SUPPLIED RECORDS:
· · · ·
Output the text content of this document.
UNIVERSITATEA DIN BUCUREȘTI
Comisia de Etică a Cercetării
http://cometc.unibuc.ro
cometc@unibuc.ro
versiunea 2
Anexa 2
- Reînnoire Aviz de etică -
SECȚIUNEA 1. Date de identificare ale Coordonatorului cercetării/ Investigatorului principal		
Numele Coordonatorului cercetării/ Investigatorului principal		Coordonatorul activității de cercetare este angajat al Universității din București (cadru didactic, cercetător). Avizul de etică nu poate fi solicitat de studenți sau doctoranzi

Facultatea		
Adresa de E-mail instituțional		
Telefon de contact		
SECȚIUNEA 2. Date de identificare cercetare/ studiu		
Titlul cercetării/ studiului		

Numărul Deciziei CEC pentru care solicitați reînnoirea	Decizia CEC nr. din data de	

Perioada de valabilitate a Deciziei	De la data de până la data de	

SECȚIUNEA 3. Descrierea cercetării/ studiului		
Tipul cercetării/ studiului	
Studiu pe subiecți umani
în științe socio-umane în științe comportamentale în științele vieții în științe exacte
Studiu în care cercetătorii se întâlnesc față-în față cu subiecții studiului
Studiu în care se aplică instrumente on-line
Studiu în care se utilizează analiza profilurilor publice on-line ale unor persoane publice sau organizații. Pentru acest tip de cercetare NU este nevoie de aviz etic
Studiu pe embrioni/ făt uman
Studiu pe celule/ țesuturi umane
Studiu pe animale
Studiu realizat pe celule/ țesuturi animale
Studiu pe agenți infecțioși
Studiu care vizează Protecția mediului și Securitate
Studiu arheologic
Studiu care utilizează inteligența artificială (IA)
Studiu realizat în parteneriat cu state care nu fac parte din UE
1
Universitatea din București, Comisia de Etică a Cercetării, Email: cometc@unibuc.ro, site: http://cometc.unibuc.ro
· · · ·
WRITTEN EXERCISE: Every record above needs to be repeated word for word.

RESULT OF THE EXERCISE:
Output the text content of this document.
UNIVERSITATEA DIN BUCUREȘTI
Comisia de Etică a Cercetării
http://cometc.unibuc.ro
cometc@unibuc.ro
versiunea 2
Anexa 2
- Reînnoire Aviz de etică -
SECȚIUNEA 1. Date de identificare ale Coordonatorului cercetării/ Investigatorului principal		
Numele Coordonatorului cercetării/ Investigatorului principal		Coordonatorul activității de cercetare este angajat al Universității din București (cadru didactic, cercetător). Avizul de etică nu poate fi solicitat de studenți sau doctoranzi

Facultatea		
Adresa de E-mail instituțional		
Telefon de contact		
SECȚIUNEA 2. Date de identificare cercetare/ studiu		
Titlul cercetării/ studiului		

Numărul Deciziei CEC pentru care solicitați reînnoirea	Decizia CEC nr. din data de	

Perioada de valabilitate a Deciziei	De la data de până la data de	

SECȚIUNEA 3. Descrierea cercetării/ studiului		
Tipul cercetării/ studiului	
Studiu pe subiecți umani
în științe socio-umane în științe comportamentale în științele vieții în științe exacte
Studiu în care cercetătorii se întâlnesc față-în față cu subiecții studiului
Studiu în care se aplică instrumente on-line
Studiu în care se utilizează analiza profilurilor publice on-line ale unor persoane publice sau organizații. Pentru acest tip de cercetare NU este nevoie de aviz etic
Studiu pe embrioni/ făt uman
Studiu pe celule/ țesuturi umane
Studiu pe animale
Studiu realizat pe celule/ țesuturi animale
Studiu pe agenți infecțioși
Studiu care vizează Protecția mediului și Securitate
Studiu arheologic
Studiu care utilizează inteligența artificială (IA)
Studiu realizat în parteneriat cu state care nu fac parte din UE
1
Universitatea din București, Comisia de Etică a Cercetării, Email: cometc@unibuc.ro, site: http://cometc.unibuc.ro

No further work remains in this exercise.